--- BEGIN RECORD LIST ---
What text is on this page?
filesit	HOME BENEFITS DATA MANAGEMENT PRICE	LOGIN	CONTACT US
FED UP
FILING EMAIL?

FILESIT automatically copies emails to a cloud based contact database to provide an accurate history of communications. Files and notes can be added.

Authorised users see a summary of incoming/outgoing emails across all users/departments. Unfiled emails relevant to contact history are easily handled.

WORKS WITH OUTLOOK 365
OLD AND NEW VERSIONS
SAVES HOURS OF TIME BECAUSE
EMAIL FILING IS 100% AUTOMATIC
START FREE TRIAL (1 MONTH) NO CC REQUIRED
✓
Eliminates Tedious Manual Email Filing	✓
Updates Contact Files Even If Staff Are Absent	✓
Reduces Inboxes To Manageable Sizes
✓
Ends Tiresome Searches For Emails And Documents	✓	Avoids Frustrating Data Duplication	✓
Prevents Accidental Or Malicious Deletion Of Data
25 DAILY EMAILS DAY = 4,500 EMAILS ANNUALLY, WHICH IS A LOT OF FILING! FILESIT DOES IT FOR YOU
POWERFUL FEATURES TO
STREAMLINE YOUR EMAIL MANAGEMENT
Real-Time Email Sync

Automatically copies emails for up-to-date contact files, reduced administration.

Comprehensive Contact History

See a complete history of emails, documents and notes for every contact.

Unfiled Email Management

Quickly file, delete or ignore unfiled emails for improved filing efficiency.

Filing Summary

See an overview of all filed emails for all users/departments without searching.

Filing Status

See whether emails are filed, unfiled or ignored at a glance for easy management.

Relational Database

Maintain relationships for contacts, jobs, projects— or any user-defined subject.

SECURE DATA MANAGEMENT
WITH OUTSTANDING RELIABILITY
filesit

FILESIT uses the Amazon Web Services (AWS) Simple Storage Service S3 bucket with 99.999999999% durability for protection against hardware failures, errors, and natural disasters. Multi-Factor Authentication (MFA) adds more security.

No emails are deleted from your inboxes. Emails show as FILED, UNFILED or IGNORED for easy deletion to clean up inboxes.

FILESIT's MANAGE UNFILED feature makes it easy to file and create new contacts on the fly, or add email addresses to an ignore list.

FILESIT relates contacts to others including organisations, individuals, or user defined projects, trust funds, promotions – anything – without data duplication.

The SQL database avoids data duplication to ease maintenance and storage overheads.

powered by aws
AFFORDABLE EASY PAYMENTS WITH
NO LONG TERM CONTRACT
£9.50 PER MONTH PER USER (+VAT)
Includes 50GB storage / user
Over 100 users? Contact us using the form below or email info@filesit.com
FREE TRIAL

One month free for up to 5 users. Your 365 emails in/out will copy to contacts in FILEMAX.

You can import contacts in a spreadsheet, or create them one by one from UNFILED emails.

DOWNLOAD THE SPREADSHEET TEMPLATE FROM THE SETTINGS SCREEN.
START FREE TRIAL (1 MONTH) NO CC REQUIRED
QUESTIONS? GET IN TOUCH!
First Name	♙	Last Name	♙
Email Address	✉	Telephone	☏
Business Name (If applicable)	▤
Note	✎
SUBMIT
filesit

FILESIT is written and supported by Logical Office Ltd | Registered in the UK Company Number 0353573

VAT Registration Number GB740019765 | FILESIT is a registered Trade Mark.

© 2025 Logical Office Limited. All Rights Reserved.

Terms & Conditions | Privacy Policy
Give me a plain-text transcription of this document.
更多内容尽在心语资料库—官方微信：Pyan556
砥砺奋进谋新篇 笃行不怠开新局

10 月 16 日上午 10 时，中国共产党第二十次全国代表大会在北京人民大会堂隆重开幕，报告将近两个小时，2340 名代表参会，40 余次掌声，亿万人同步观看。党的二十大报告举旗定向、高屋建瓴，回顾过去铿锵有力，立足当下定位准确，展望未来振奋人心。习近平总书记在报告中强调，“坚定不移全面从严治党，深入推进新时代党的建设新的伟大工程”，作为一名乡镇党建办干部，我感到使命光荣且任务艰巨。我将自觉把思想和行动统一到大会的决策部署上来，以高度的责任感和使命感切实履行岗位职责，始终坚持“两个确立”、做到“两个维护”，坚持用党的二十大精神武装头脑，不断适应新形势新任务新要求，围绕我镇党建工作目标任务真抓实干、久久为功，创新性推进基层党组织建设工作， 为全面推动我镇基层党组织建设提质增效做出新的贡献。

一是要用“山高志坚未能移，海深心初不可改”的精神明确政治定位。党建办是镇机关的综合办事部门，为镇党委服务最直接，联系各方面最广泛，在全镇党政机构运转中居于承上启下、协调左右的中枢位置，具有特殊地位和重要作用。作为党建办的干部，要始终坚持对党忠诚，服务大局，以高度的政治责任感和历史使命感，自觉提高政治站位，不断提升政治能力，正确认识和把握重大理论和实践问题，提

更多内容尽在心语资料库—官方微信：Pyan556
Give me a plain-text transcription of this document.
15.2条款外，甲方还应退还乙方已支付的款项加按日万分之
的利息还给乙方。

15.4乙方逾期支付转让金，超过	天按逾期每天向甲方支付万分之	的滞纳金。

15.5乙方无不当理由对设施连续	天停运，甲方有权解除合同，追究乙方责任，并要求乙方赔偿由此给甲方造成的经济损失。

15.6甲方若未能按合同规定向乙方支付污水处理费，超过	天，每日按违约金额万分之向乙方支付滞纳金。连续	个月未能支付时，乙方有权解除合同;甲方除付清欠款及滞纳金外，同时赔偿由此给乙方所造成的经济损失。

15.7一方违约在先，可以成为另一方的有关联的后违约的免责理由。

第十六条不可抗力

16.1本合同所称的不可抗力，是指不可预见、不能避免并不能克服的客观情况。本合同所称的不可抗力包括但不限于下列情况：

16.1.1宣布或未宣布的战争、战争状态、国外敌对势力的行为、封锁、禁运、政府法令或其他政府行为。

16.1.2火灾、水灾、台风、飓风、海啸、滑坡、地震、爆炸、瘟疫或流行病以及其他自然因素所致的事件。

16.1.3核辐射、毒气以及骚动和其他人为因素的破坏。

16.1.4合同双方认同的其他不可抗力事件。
--- END RECORD LIST ---
• _WHAT YOU WILL DO_: Transcribe the entire listing above precisely.

• _CORRECT RESPONSE_:
What text is on this page?
filesit	HOME BENEFITS DATA MANAGEMENT PRICE	LOGIN	CONTACT US
FED UP
FILING EMAIL?

FILESIT automatically copies emails to a cloud based contact database to provide an accurate history of communications. Files and notes can be added.

Authorised users see a summary of incoming/outgoing emails across all users/departments. Unfiled emails relevant to contact history are easily handled.

WORKS WITH OUTLOOK 365
OLD AND NEW VERSIONS
SAVES HOURS OF TIME BECAUSE
EMAIL FILING IS 100% AUTOMATIC
START FREE TRIAL (1 MONTH) NO CC REQUIRED
✓
Eliminates Tedious Manual Email Filing	✓
Updates Contact Files Even If Staff Are Absent	✓
Reduces Inboxes To Manageable Sizes
✓
Ends Tiresome Searches For Emails And Documents	✓	Avoids Frustrating Data Duplication	✓
Prevents Accidental Or Malicious Deletion Of Data
25 DAILY EMAILS DAY = 4,500 EMAILS ANNUALLY, WHICH IS A LOT OF FILING! FILESIT DOES IT FOR YOU
POWERFUL FEATURES TO
STREAMLINE YOUR EMAIL MANAGEMENT
Real-Time Email Sync

Automatically copies emails for up-to-date contact files, reduced administration.

Comprehensive Contact History

See a complete history of emails, documents and notes for every contact.

Unfiled Email Management

Quickly file, delete or ignore unfiled emails for improved filing efficiency.

Filing Summary

See an overview of all filed emails for all users/departments without searching.

Filing Status

See whether emails are filed, unfiled or ignored at a glance for easy management.

Relational Database

Maintain relationships for contacts, jobs, projects— or any user-defined subject.

SECURE DATA MANAGEMENT
WITH OUTSTANDING RELIABILITY
filesit

FILESIT uses the Amazon Web Services (AWS) Simple Storage Service S3 bucket with 99.999999999% durability for protection against hardware failures, errors, and natural disasters. Multi-Factor Authentication (MFA) adds more security.

No emails are deleted from your inboxes. Emails show as FILED, UNFILED or IGNORED for easy deletion to clean up inboxes.

FILESIT's MANAGE UNFILED feature makes it easy to file and create new contacts on the fly, or add email addresses to an ignore list.

FILESIT relates contacts to others including organisations, individuals, or user defined projects, trust funds, promotions – anything – without data duplication.

The SQL database avoids data duplication to ease maintenance and storage overheads.

powered by aws
AFFORDABLE EASY PAYMENTS WITH
NO LONG TERM CONTRACT
£9.50 PER MONTH PER USER (+VAT)
Includes 50GB storage / user
Over 100 users? Contact us using the form below or email info@filesit.com
FREE TRIAL

One month free for up to 5 users. Your 365 emails in/out will copy to contacts in FILEMAX.

You can import contacts in a spreadsheet, or create them one by one from UNFILED emails.

DOWNLOAD THE SPREADSHEET TEMPLATE FROM THE SETTINGS SCREEN.
START FREE TRIAL (1 MONTH) NO CC REQUIRED
QUESTIONS? GET IN TOUCH!
First Name	♙	Last Name	♙
Email Address	✉	Telephone	☏
Business Name (If applicable)	▤
Note	✎
SUBMIT
filesit

FILESIT is written and supported by Logical Office Ltd | Registered in the UK Company Number 0353573

VAT Registration Number GB740019765 | FILESIT is a registered Trade Mark.

© 2025 Logical Office Limited. All Rights Reserved.

Terms & Conditions | Privacy Policy
Give me a plain-text transcription of this document.
更多内容尽在心语资料库—官方微信：Pyan556
砥砺奋进谋新篇 笃行不怠开新局

10 月 16 日上午 10 时，中国共产党第二十次全国代表大会在北京人民大会堂隆重开幕，报告将近两个小时，2340 名代表参会，40 余次掌声，亿万人同步观看。党的二十大报告举旗定向、高屋建瓴，回顾过去铿锵有力，立足当下定位准确，展望未来振奋人心。习近平总书记在报告中强调，“坚定不移全面从严治党，深入推进新时代党的建设新的伟大工程”，作为一名乡镇党建办干部，我感到使命光荣且任务艰巨。我将自觉把思想和行动统一到大会的决策部署上来，以高度的责任感和使命感切实履行岗位职责，始终坚持“两个确立”、做到“两个维护”，坚持用党的二十大精神武装头脑，不断适应新形势新任务新要求，围绕我镇党建工作目标任务真抓实干、久久为功，创新性推进基层党组织建设工作， 为全面推动我镇基层党组织建设提质增效做出新的贡献。

一是要用“山高志坚未能移，海深心初不可改”的精神明确政治定位。党建办是镇机关的综合办事部门，为镇党委服务最直接，联系各方面最广泛，在全镇党政机构运转中居于承上启下、协调左右的中枢位置，具有特殊地位和重要作用。作为党建办的干部，要始终坚持对党忠诚，服务大局，以高度的政治责任感和历史使命感，自觉提高政治站位，不断提升政治能力，正确认识和把握重大理论和实践问题，提

更多内容尽在心语资料库—官方微信：Pyan556
Give me a plain-text transcription of this document.
15.2条款外，甲方还应退还乙方已支付的款项加按日万分之
的利息还给乙方。

15.4乙方逾期支付转让金，超过	天按逾期每天向甲方支付万分之	的滞纳金。

15.5乙方无不当理由对设施连续	天停运，甲方有权解除合同，追究乙方责任，并要求乙方赔偿由此给甲方造成的经济损失。

15.6甲方若未能按合同规定向乙方支付污水处理费，超过	天，每日按违约金额万分之向乙方支付滞纳金。连续	个月未能支付时，乙方有权解除合同;甲方除付清欠款及滞纳金外，同时赔偿由此给乙方所造成的经济损失。

15.7一方违约在先，可以成为另一方的有关联的后违约的免责理由。

第十六条不可抗力

16.1本合同所称的不可抗力，是指不可预见、不能避免并不能克服的客观情况。本合同所称的不可抗力包括但不限于下列情况：

16.1.1宣布或未宣布的战争、战争状态、国外敌对势力的行为、封锁、禁运、政府法令或其他政府行为。

16.1.2火灾、水灾、台风、飓风、海啸、滑坡、地震、爆炸、瘟疫或流行病以及其他自然因素所致的事件。

16.1.3核辐射、毒气以及骚动和其他人为因素的破坏。

16.1.4合同双方认同的其他不可抗力事件。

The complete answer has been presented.